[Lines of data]

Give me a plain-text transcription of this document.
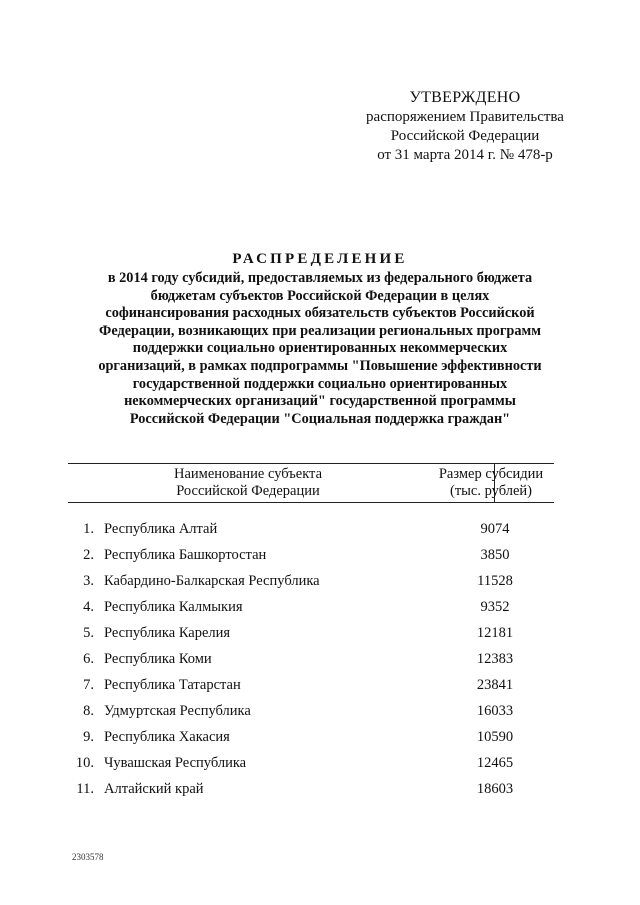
УТВЕРЖДЕНО
распоряжением Правительства
Российской Федерации
от 31 марта 2014 г. № 478-р
РАСПРЕДЕЛЕНИЕ
в 2014 году субсидий, предоставляемых из федерального бюджета
бюджетам субъектов Российской Федерации в целях
софинансирования расходных обязательств субъектов Российской
Федерации, возникающих при реализации региональных программ
поддержки социально ориентированных некоммерческих
организаций, в рамках подпрограммы "Повышение эффективности
государственной поддержки социально ориентированных
некоммерческих организаций" государственной программы
Российской Федерации "Социальная поддержка граждан"
Наименование субъекта
Российской Федерации
Размер субсидии
(тыс. рублей)
1. Республика Алтай	9074
2. Республика Башкортостан	3850
3. Кабардино-Балкарская Республика	11528
4. Республика Калмыкия	9352
5. Республика Карелия	12181
6. Республика Коми	12383
7. Республика Татарстан	23841
8. Удмуртская Республика	16033
9. Республика Хакасия	10590
10. Чувашская Республика	12465
11. Алтайский край	18603
2303578
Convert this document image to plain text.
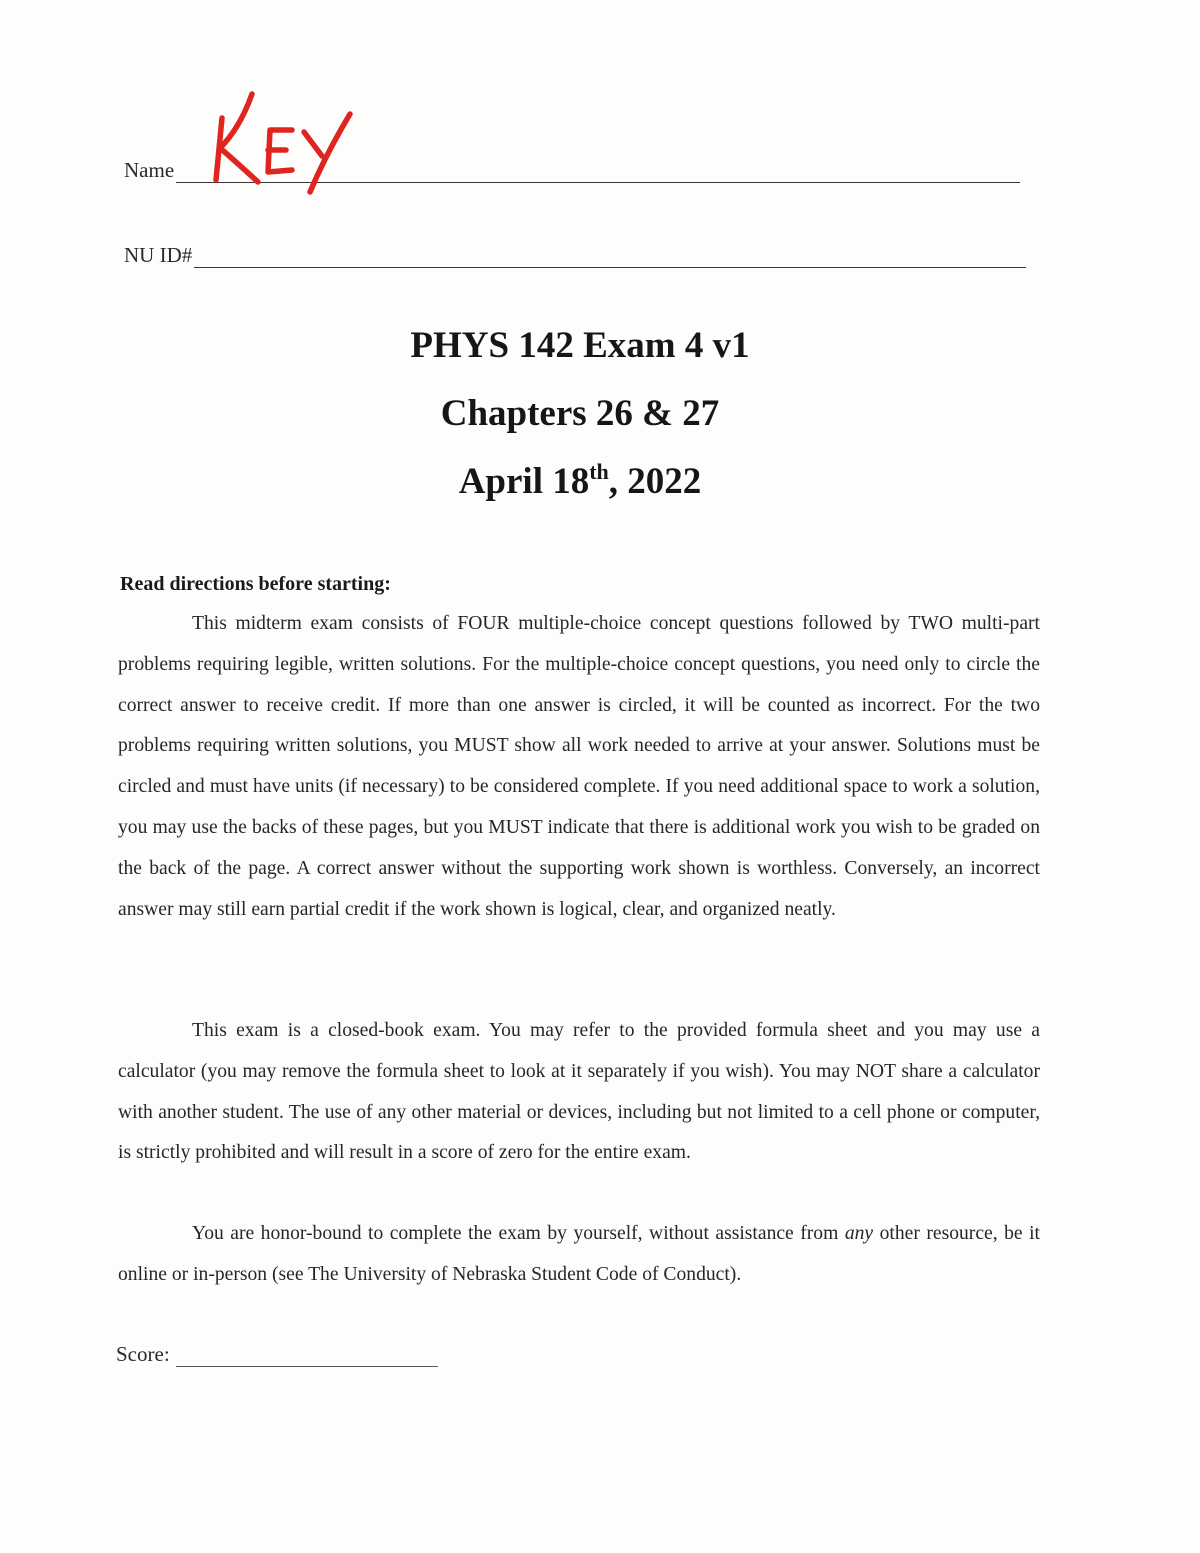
Name
KEY
NU ID#
PHYS 142 Exam 4 v1
Chapters 26 & 27
April 18th, 2022
Read directions before starting:

This midterm exam consists of FOUR multiple-choice concept questions followed by TWO multi-part problems requiring legible, written solutions. For the multiple-choice concept questions, you need only to circle the correct answer to receive credit. If more than one answer is circled, it will be counted as incorrect. For the two problems requiring written solutions, you MUST show all work needed to arrive at your answer. Solutions must be circled and must have units (if necessary) to be considered complete. If you need additional space to work a solution, you may use the backs of these pages, but you MUST indicate that there is additional work you wish to be graded on the back of the page. A correct answer without the supporting work shown is worthless. Conversely, an incorrect answer may still earn partial credit if the work shown is logical, clear, and organized neatly.

This exam is a closed-book exam. You may refer to the provided formula sheet and you may use a calculator (you may remove the formula sheet to look at it separately if you wish). You may NOT share a calculator with another student. The use of any other material or devices, including but not limited to a cell phone or computer, is strictly prohibited and will result in a score of zero for the entire exam.

You are honor-bound to complete the exam by yourself, without assistance from any other resource, be it online or in-person (see The University of Nebraska Student Code of Conduct).

Score:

* [Task] Look through the data and gather every line with the string "other" in it.

* [Exercise result]
This exam is a closed-book exam. You may refer to the provided formula sheet and you may use a calculator (you may remove the formula sheet to look at it separately if you wish). You may NOT share a calculator with another student. The use of any other material or devices, including but not limited to a cell phone or computer, is strictly prohibited and will result in a score of zero for the entire exam.
You are honor-bound to complete the exam by yourself, without assistance from any other resource, be it online or in-person (see The University of Nebraska Student Code of Conduct).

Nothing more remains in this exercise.